▸ **Given records**:
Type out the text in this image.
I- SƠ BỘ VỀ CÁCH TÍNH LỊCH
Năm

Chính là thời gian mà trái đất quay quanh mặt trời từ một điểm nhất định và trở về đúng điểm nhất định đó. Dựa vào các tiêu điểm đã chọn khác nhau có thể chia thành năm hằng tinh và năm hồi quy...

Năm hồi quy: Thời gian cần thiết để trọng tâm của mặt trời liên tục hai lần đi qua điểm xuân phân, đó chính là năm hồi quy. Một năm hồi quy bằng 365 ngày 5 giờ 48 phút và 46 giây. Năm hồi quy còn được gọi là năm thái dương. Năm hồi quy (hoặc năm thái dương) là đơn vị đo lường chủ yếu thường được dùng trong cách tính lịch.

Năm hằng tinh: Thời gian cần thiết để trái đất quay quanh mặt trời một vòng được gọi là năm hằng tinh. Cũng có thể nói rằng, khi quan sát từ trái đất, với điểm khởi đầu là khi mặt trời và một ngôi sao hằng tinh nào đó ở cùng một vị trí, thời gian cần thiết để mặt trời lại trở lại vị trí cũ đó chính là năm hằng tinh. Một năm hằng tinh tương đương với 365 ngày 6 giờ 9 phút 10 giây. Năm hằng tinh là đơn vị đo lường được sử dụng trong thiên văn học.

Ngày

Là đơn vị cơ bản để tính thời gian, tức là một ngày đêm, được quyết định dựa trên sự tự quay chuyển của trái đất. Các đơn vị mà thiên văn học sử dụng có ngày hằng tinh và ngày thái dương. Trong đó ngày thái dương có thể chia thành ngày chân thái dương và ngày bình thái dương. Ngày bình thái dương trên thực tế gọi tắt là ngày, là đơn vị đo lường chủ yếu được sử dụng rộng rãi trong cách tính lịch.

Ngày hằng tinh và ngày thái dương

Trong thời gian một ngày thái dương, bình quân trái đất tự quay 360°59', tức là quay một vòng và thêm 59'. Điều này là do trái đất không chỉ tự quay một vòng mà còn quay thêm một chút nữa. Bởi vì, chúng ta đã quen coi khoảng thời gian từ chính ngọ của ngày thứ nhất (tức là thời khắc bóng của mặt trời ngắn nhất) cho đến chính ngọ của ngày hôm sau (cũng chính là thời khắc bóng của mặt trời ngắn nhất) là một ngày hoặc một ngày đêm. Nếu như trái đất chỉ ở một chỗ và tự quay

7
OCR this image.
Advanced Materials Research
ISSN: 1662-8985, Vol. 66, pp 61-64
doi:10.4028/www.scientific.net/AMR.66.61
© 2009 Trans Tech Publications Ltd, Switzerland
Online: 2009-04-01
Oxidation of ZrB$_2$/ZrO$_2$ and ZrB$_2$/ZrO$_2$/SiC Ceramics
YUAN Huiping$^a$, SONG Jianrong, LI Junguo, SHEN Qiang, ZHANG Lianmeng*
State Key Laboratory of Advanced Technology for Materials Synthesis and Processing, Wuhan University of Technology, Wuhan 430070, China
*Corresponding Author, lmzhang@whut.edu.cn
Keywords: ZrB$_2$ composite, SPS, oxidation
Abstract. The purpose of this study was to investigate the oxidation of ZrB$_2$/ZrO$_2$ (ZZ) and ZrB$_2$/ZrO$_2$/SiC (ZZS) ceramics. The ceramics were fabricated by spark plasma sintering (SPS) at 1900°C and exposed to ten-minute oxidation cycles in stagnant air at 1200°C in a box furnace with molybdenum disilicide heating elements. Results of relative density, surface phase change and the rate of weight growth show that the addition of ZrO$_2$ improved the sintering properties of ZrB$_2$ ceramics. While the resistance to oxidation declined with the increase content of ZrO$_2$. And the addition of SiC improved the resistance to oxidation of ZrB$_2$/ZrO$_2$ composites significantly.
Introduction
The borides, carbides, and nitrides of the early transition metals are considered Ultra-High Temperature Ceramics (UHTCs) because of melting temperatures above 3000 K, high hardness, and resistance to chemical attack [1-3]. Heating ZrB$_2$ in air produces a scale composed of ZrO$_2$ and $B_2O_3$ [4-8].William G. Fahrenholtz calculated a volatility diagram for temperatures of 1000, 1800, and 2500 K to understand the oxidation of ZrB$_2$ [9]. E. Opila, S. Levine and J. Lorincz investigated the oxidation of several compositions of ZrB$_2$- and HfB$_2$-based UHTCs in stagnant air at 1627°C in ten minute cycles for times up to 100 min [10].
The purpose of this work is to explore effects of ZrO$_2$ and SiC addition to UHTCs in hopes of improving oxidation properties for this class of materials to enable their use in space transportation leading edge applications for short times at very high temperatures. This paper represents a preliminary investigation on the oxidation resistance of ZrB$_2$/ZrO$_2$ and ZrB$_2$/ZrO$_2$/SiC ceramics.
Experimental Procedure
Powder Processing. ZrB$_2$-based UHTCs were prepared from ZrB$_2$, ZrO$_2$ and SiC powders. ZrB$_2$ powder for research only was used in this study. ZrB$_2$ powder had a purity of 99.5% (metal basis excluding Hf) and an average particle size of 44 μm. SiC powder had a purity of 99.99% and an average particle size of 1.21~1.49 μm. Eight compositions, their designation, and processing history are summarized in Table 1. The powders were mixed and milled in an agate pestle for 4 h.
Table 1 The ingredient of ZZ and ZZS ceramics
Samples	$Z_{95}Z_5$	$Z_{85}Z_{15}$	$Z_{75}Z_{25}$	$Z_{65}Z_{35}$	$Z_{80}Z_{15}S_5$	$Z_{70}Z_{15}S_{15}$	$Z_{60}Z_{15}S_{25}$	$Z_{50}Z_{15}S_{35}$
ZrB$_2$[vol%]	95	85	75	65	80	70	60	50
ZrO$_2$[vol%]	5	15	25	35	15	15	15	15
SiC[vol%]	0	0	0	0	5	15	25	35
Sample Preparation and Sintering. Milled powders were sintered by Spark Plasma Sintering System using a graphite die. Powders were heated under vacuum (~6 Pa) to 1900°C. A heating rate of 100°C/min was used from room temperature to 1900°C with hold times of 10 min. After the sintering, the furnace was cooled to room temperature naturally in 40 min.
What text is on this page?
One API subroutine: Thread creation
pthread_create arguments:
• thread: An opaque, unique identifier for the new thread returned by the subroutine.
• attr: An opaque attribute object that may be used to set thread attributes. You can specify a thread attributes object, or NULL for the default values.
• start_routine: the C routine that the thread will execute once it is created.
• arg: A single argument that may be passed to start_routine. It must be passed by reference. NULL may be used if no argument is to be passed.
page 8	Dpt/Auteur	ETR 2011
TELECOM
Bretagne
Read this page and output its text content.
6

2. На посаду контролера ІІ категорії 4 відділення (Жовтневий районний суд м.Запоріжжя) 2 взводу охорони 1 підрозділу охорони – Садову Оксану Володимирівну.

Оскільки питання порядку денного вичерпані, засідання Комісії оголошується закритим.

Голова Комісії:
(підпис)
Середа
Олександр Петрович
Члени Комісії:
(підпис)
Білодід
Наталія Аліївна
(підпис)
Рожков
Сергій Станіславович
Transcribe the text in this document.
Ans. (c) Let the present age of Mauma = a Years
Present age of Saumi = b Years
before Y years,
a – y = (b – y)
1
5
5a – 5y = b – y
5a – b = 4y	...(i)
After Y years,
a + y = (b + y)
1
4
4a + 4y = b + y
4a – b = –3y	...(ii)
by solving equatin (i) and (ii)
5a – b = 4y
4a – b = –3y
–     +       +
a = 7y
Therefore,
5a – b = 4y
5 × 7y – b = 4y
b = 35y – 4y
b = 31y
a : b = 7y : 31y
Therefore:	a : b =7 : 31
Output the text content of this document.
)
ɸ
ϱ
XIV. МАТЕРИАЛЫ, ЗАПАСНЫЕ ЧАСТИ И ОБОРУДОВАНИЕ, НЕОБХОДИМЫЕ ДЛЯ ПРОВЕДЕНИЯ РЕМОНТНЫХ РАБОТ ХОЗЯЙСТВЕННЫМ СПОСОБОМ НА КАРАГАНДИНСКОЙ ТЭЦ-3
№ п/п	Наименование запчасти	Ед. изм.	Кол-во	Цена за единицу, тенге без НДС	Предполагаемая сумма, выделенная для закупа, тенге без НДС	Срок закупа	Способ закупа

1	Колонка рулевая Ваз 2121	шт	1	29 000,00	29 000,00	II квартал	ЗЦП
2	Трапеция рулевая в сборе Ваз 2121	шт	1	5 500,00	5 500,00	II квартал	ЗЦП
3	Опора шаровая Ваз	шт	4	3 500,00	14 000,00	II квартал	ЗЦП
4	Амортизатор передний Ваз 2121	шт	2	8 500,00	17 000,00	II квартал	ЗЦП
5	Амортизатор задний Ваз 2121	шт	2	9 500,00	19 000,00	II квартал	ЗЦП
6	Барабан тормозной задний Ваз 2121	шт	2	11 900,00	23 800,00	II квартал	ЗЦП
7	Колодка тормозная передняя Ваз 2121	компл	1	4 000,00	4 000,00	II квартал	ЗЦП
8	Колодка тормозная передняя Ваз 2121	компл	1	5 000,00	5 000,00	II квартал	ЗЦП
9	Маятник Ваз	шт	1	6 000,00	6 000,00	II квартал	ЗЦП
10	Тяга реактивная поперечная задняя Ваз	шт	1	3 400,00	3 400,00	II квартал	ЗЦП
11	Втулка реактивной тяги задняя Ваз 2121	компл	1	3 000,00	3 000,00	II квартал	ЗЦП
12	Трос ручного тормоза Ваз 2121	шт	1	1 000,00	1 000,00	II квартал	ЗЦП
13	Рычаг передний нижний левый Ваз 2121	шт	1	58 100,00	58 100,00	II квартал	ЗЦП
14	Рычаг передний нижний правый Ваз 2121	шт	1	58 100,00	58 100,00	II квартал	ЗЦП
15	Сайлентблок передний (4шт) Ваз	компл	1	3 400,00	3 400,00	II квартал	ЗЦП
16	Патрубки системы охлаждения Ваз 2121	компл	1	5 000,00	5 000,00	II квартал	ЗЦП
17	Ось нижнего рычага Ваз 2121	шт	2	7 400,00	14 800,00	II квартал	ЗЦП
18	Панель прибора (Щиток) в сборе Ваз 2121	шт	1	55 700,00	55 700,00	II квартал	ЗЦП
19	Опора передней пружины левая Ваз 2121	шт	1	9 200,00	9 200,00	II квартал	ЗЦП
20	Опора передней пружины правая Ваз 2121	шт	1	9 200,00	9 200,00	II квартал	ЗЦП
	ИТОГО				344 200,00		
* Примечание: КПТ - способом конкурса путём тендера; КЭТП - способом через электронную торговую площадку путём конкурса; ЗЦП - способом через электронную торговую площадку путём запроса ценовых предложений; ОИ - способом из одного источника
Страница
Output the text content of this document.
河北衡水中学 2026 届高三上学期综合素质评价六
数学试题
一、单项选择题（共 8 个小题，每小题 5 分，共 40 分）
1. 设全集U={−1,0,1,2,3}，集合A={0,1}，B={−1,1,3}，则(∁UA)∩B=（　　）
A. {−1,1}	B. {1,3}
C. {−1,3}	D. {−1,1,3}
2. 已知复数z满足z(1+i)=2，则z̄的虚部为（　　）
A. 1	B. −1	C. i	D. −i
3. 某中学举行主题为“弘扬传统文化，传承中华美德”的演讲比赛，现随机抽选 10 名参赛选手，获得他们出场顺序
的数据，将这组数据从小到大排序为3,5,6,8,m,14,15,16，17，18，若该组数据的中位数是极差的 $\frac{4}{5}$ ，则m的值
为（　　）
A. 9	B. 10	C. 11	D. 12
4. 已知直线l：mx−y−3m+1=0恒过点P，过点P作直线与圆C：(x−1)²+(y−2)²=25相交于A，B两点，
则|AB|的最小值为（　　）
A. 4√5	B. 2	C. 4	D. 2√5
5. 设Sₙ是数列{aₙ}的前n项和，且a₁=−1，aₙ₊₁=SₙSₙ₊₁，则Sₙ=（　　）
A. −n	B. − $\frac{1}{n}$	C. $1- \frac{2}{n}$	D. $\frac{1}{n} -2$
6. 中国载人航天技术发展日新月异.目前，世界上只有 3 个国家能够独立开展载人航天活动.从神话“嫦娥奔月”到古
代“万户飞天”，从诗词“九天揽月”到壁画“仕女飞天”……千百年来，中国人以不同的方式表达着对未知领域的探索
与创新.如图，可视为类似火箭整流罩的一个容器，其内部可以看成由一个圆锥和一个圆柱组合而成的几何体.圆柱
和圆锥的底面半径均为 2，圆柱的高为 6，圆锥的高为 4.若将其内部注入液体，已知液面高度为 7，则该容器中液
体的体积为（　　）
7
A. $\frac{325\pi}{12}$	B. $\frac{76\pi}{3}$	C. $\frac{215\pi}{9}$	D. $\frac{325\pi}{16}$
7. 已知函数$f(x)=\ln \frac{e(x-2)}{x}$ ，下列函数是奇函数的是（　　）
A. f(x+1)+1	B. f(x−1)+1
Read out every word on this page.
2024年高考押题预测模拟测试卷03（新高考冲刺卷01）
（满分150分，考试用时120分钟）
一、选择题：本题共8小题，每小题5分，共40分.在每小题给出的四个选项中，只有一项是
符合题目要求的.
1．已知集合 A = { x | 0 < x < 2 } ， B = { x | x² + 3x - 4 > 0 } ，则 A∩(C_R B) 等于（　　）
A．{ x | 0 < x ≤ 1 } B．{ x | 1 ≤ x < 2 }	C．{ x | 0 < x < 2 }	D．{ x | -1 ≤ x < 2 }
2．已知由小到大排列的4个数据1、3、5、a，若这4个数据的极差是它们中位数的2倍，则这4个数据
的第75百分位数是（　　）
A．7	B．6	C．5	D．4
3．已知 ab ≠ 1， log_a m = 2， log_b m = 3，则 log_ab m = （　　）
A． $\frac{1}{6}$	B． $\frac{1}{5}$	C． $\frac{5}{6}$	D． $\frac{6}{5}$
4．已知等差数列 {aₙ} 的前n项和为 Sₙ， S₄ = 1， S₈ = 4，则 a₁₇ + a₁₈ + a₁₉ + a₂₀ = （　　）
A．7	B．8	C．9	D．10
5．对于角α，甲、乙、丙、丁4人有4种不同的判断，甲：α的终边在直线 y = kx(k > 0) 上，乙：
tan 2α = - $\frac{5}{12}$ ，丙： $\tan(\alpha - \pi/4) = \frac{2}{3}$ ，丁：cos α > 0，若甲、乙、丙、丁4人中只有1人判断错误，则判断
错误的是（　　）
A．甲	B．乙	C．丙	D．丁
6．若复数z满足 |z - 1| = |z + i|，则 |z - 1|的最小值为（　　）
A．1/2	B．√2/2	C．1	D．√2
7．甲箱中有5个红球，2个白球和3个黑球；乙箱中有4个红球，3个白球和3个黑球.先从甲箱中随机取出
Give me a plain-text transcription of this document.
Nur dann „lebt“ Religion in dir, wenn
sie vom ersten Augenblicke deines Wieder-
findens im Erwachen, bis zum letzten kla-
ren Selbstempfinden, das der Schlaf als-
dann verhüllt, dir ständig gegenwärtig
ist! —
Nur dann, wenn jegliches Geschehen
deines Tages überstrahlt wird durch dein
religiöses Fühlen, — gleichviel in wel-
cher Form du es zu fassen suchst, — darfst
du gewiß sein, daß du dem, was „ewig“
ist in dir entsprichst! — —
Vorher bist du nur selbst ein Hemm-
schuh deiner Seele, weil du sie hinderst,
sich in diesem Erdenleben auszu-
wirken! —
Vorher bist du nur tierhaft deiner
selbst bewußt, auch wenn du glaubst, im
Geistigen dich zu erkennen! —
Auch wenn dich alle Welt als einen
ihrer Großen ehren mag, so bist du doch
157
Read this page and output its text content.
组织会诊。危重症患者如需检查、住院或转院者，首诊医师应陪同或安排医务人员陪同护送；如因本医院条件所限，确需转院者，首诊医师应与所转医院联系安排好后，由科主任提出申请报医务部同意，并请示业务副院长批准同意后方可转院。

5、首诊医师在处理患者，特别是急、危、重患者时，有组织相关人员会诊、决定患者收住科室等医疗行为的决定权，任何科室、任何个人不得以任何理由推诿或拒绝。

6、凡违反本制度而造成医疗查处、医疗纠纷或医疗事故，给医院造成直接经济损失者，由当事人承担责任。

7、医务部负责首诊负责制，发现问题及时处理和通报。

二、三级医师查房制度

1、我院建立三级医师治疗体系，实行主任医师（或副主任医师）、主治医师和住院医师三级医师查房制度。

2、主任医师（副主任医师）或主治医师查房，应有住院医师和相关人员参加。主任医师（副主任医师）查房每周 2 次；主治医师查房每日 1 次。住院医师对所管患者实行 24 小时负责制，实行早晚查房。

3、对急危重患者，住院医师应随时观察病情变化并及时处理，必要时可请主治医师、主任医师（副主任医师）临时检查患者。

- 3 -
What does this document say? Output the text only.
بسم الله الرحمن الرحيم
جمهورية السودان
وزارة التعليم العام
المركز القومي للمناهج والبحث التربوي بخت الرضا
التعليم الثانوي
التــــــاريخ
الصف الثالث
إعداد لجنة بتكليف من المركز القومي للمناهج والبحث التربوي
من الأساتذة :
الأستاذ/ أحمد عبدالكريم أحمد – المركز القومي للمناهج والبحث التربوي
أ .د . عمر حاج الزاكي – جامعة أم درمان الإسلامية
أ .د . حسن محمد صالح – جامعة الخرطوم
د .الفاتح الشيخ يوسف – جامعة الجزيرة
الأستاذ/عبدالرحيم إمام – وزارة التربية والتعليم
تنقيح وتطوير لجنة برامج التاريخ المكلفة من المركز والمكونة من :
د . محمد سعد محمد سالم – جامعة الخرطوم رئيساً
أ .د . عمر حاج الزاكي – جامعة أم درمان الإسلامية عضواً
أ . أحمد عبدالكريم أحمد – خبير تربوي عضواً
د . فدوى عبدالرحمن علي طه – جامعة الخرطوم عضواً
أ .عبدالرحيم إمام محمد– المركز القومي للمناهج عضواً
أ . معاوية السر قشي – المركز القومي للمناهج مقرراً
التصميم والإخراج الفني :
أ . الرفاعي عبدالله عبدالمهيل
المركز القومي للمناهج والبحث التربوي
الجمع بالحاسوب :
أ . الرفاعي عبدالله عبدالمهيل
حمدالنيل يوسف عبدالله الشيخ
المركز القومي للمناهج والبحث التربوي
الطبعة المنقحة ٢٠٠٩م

▸ **What to work on**:
Select and copy every line from the records that includes the word "للمناهج".

▸ **Finished exercise**:
المركز القومي للمناهج والبحث التربوي بخت الرضا
إعداد لجنة بتكليف من المركز القومي للمناهج والبحث التربوي
الأستاذ/ أحمد عبدالكريم أحمد – المركز القومي للمناهج والبحث التربوي
أ .عبدالرحيم إمام محمد– المركز القومي للمناهج عضواً
أ . معاوية السر قشي – المركز القومي للمناهج مقرراً
المركز القومي للمناهج والبحث التربوي
المركز القومي للمناهج والبحث التربوي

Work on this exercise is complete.